* Begin SUPPLIED RECORDS *

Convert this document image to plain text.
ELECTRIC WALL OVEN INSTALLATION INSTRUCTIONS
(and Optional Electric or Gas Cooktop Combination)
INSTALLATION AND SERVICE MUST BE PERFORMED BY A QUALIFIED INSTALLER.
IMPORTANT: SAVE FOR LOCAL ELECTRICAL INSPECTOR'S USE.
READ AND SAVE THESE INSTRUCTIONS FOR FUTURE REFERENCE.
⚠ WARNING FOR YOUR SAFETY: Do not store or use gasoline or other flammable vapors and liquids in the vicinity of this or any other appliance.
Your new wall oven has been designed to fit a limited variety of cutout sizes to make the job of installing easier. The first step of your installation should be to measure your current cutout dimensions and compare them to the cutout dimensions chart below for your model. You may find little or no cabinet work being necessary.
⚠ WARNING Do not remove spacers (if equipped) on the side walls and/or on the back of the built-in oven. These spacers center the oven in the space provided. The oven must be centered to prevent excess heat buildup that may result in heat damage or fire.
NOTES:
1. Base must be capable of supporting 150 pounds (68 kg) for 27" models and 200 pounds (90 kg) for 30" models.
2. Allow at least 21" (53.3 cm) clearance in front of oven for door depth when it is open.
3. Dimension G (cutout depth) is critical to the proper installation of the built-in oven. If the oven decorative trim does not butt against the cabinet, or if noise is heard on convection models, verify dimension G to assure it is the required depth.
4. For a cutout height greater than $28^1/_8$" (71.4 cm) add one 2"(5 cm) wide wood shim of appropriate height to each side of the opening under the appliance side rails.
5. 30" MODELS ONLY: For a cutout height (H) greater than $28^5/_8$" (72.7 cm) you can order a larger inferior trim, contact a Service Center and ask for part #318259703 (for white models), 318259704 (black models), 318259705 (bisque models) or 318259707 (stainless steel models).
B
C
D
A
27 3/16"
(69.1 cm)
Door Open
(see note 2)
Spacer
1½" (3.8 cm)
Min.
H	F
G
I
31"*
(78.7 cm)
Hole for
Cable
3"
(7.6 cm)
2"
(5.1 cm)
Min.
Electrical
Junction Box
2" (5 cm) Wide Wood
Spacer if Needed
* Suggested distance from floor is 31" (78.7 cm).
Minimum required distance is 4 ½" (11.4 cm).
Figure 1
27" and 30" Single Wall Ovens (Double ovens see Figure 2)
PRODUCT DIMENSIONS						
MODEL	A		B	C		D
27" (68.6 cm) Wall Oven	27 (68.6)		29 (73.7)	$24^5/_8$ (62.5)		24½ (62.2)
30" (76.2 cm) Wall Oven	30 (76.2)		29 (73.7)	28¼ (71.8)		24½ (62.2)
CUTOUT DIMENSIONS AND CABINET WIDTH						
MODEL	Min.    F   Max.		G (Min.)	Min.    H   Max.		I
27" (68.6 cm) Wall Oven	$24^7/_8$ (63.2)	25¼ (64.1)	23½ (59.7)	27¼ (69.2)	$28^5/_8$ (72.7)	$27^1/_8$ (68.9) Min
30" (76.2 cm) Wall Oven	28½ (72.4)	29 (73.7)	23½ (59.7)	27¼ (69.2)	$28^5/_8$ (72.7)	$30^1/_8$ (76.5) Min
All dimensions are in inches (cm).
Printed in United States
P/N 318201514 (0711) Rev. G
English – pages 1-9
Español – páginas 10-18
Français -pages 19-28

* End SUPPLIED RECORDS *

AIM
In the entries above, how many lines hold the word "pages"? State the number and nothing else.

REPLY TO THE TASK
2